-- LISTED ENTRIES --
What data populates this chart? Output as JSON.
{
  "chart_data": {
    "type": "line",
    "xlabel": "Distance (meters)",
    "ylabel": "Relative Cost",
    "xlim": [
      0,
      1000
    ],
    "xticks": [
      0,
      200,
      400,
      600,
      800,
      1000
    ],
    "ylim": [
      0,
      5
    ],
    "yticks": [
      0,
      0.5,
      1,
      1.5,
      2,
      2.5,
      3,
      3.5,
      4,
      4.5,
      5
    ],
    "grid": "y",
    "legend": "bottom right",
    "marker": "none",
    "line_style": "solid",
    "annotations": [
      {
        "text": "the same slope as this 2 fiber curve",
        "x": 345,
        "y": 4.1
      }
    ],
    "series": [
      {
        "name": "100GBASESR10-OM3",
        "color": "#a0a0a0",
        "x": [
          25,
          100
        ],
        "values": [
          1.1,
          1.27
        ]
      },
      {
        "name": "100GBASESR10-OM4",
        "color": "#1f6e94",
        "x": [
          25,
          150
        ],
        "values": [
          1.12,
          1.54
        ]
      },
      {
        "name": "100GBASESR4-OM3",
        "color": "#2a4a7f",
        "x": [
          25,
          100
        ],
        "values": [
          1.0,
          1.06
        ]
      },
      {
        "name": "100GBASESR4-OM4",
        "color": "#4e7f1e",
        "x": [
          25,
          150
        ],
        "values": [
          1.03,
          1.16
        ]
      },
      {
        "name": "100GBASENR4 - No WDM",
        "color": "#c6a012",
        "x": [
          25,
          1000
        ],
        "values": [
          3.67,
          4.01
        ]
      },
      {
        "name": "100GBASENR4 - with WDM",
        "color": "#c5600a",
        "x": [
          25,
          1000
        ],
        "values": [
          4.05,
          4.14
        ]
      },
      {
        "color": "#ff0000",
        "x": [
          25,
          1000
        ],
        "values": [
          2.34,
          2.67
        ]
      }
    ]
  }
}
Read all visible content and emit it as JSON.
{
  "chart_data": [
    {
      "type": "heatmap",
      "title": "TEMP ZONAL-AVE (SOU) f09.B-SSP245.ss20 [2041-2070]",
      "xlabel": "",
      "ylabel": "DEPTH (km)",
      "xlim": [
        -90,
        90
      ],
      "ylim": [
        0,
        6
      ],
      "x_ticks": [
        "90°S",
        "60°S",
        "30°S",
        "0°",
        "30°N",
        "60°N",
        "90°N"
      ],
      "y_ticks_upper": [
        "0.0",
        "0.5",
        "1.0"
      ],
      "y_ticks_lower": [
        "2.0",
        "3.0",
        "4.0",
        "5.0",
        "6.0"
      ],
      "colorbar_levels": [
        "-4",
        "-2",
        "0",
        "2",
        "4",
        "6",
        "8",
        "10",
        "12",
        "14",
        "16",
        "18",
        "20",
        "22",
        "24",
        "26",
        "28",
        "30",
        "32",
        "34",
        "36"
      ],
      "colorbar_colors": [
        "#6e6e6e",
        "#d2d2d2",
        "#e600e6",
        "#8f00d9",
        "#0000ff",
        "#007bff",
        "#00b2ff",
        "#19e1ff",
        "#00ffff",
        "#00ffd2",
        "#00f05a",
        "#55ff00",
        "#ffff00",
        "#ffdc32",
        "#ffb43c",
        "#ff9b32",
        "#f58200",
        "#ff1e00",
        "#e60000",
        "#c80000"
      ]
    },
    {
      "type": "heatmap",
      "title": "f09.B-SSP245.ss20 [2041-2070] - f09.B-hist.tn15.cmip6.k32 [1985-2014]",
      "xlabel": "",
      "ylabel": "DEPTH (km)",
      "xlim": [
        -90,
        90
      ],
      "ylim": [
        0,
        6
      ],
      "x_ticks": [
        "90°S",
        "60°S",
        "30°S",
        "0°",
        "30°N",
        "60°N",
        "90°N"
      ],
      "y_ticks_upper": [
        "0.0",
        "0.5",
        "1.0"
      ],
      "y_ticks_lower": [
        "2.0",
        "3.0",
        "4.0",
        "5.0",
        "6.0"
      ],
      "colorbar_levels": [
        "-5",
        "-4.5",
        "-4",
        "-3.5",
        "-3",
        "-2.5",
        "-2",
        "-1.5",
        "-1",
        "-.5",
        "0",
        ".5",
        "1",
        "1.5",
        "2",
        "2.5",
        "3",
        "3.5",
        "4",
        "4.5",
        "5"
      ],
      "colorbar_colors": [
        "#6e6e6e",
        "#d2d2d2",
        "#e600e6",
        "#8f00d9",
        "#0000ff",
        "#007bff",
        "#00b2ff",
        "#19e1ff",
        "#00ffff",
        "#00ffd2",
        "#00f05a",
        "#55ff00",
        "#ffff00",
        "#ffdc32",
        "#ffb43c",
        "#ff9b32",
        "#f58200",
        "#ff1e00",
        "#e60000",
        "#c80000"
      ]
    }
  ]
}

-- EXERCISE OBJECTIVE --
Look through the entries and find each line that has the string "JSON". Copy those lines.

-- SOLUTION FOR THIS PROBLEM --
What data populates this chart? Output as JSON.
Read all visible content and emit it as JSON.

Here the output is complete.